”Dulu dikesankan kalau orang Madura itu terbelakang, tapi sekarang ini coba dilihat banyak orang hebat-hebat. Ini berkah dari Indonesia Merdeka,” ujar Menko Polhukam Mahfud MD dalam ”Temmo Kerrong Warga Madura Sedunia”.
Oleh
RINI KUSTIASIH
·7 menit baca
Kompas/Ryan Rinaldy
Siswa SMK Sunan Ampel, Kabupaten Bangkalan, Madura, Jawa Timur, bersiap-siap sesaat sebelum pelaksanaan UNBK di SMK Negeri 1 Bangkalan, Selasa (4/4/2017). Sebanyak 83 siswa dari lima SMK swasta di Bangkalan, termasuk SMK Sunan Ampel, menumpang melaksanakan UNBK di SMK Negeri 1 karena sarana dan prasarana yang belum bisa menunjang pelaksanaan UNBK secara mandiri di sekolah masing-masing.
Perjuangan meningkatkan sumber daya manusia adalah pergulatan Indonesia hingga 2045. Cita-cita mencerdaskan kehidupan bangsa, sebagaimana diamanatkan di dalam konstitusi, adalah salah satu tujuan bernegara yang mesti dicapai setiap pemerintahan. Kecerdasan anak bangsa itu tidak berarti hanya dapat dinikmati mereka yang tinggal di Pulau Jawa, tetapi juga mereka yang tinggal di pulau lainnya di Tanah Air.

• [DATA TEREKAM]
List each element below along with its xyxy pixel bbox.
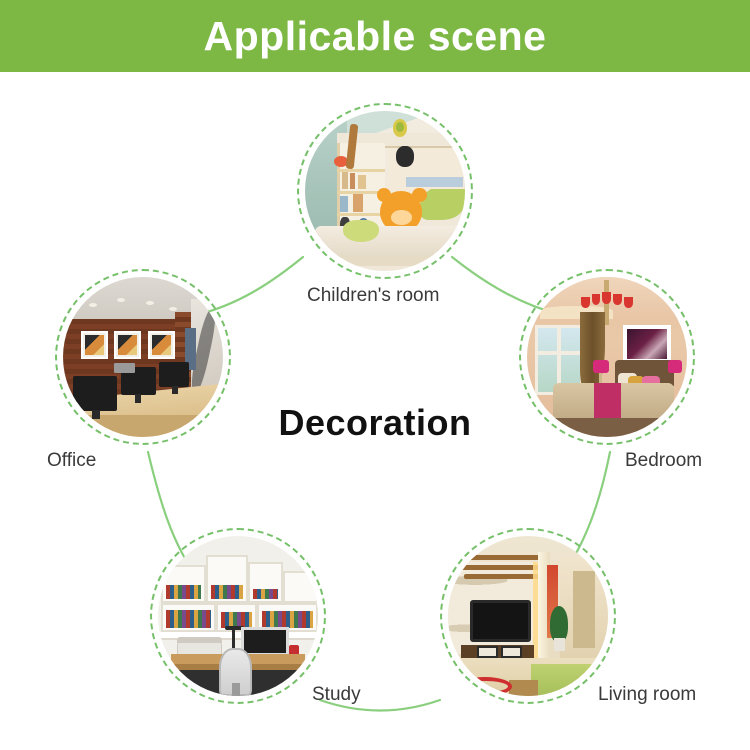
study-circle [150, 528, 326, 704]
scene-label-office: Office [47, 450, 96, 472]
living-room-photo [448, 536, 608, 696]
scene-diagram: Children's room [0, 72, 750, 750]
scene-living-room[interactable] [440, 528, 616, 704]
scene-label-bedroom: Bedroom [625, 450, 702, 472]
study-photo [158, 536, 318, 696]
children-room-circle [297, 103, 473, 279]
scene-children-room[interactable] [297, 103, 473, 279]
scene-label-living-room: Living room [598, 684, 696, 706]
living-room-circle [440, 528, 616, 704]
children-room-photo [305, 111, 465, 271]
scene-label-children-room: Children's room [307, 285, 439, 307]
scene-study[interactable] [150, 528, 326, 704]
page-title: Applicable scene [204, 13, 547, 60]
scene-label-study: Study [312, 684, 361, 706]
center-caption: Decoration [0, 402, 750, 444]
header-band: Applicable scene [0, 0, 750, 72]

• [SOAL DAN TUGAS]
• 1. Menurut artikel tentang warga Madura itu, berapa siswa dari lima SMK swasta di Bangkalan yang menumpang melaksanakan UNBK di SMK Negeri 1?
• 2. Tulis ulang bagian artikel tentang warga Madura mulai dari "Perjuangan meningkatkan sumber" sampai dengan "di Tanah Air.", lalu ganti nama "Pulau Jawa" menjadi "Pulau Sumatra".
Data tersebut tidak berperan di sini.

• [JAWABAN TIAP SOAL]
• 1. Sebanyak 83 siswa.

• 2.
Perjuangan meningkatkan sumber daya manusia adalah pergulatan Indonesia hingga 2045. Cita-cita mencerdaskan kehidupan bangsa, sebagaimana diamanatkan di dalam konstitusi, adalah salah satu tujuan bernegara yang mesti dicapai setiap pemerintahan. Kecerdasan anak bangsa itu tidak berarti hanya dapat dinikmati mereka yang tinggal di Pulau Sumatra, tetapi juga mereka yang tinggal di pulau lainnya di Tanah Air.